start Dataset
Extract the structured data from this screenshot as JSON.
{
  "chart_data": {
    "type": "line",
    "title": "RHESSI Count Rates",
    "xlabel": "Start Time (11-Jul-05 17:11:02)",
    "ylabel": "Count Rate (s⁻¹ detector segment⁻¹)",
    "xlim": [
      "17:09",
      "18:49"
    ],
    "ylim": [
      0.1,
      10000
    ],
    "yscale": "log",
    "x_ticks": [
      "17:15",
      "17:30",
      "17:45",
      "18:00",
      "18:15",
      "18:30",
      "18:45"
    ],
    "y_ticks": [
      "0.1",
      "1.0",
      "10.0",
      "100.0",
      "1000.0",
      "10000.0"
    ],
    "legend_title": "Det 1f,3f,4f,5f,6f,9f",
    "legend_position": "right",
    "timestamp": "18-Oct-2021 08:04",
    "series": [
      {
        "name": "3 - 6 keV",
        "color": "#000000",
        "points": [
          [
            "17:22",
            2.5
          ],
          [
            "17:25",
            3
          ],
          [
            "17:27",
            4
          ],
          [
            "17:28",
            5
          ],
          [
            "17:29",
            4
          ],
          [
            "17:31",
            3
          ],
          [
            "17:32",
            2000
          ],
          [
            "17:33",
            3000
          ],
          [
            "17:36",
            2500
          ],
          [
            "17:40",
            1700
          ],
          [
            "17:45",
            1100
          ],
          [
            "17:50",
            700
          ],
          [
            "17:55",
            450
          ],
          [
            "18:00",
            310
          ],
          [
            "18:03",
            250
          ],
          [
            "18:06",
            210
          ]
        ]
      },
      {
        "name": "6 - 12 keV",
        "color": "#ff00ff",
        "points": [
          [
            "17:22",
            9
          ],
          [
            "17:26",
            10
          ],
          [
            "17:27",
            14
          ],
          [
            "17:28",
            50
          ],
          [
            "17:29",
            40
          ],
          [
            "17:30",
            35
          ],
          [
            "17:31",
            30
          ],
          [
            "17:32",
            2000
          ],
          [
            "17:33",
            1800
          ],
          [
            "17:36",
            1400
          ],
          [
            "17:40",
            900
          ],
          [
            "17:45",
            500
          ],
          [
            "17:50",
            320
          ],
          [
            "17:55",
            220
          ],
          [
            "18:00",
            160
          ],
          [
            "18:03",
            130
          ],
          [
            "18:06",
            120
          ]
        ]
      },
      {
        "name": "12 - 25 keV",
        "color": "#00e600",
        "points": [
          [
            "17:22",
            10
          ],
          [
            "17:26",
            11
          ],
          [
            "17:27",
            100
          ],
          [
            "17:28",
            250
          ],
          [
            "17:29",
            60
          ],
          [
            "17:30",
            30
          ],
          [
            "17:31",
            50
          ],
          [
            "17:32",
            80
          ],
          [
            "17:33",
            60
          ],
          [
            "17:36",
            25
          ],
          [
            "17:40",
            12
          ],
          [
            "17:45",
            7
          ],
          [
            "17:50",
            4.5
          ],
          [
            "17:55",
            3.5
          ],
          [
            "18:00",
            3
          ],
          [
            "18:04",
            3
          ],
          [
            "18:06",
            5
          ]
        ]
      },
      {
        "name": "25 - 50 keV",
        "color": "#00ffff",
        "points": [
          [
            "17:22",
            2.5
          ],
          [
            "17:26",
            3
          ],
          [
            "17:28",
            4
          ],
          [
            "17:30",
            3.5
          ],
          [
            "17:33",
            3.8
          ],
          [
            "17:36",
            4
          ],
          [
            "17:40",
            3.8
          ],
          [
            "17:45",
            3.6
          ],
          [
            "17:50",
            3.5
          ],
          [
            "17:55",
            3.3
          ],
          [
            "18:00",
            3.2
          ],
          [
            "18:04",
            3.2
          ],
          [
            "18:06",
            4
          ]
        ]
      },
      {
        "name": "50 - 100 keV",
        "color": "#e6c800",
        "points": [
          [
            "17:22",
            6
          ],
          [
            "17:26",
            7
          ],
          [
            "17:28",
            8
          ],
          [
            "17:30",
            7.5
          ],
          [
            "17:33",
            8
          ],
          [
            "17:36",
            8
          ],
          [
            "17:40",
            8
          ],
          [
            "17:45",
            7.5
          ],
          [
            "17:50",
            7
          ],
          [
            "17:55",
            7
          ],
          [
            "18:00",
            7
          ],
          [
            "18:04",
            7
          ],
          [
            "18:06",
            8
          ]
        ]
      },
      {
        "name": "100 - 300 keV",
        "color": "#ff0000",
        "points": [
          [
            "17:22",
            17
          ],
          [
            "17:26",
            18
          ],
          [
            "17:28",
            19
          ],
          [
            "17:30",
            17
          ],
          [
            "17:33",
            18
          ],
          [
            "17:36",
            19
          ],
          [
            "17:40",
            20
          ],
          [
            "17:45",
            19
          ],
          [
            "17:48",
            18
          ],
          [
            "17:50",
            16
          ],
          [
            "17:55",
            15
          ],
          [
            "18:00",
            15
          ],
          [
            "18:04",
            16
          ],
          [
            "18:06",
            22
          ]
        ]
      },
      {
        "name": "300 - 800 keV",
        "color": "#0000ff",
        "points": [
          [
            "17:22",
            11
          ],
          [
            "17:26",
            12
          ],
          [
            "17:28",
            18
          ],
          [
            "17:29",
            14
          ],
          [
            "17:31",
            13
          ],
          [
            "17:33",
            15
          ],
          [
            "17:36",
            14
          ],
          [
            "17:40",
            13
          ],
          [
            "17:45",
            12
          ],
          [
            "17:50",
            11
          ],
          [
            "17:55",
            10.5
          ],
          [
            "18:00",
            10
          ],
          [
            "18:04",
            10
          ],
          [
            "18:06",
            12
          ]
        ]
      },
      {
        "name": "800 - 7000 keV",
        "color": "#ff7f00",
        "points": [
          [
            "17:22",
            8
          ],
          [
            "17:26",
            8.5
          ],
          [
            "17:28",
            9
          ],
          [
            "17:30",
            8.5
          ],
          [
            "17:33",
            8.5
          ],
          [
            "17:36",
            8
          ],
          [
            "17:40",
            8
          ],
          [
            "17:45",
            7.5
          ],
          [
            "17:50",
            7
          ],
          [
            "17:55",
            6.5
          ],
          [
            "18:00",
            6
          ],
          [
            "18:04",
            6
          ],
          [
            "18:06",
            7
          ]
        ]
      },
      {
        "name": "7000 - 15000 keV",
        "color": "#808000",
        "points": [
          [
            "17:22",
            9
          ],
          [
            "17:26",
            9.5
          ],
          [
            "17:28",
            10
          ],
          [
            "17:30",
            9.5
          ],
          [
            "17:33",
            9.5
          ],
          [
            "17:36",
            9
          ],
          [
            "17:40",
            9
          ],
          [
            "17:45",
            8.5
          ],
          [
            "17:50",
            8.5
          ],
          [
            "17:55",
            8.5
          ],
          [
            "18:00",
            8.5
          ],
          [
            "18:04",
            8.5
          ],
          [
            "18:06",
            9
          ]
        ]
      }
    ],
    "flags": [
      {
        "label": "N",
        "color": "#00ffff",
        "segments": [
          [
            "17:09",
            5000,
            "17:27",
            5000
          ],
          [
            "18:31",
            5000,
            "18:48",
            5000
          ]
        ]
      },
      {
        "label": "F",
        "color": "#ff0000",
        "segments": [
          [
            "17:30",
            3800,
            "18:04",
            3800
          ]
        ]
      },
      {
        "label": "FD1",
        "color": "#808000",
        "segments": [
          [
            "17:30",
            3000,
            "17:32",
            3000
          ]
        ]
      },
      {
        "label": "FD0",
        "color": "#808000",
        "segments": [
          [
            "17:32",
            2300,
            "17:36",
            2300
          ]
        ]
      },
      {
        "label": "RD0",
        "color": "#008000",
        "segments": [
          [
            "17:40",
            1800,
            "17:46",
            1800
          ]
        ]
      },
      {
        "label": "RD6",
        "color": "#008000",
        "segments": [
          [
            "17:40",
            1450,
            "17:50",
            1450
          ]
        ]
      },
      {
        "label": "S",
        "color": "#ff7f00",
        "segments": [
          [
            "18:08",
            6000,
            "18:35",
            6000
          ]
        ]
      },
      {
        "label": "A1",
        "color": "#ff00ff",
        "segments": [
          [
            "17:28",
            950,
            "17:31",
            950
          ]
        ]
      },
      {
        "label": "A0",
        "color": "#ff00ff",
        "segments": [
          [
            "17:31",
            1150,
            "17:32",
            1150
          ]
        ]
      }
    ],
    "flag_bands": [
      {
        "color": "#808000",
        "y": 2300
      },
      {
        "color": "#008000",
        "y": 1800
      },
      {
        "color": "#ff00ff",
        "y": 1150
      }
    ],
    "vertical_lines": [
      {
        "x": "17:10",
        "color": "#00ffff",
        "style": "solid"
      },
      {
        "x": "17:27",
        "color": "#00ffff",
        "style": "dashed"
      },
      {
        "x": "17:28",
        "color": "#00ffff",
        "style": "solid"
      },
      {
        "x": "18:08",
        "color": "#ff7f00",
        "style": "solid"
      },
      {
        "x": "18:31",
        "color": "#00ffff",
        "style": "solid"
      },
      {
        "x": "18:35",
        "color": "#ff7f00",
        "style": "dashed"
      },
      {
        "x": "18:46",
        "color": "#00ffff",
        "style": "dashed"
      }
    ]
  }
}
end Dataset
Stated task
Copy all lines of the material above where the string "Count" occurs.

Reply to the task
    "title": "RHESSI Count Rates",
    "ylabel": "Count Rate (s⁻¹ detector segment⁻¹)",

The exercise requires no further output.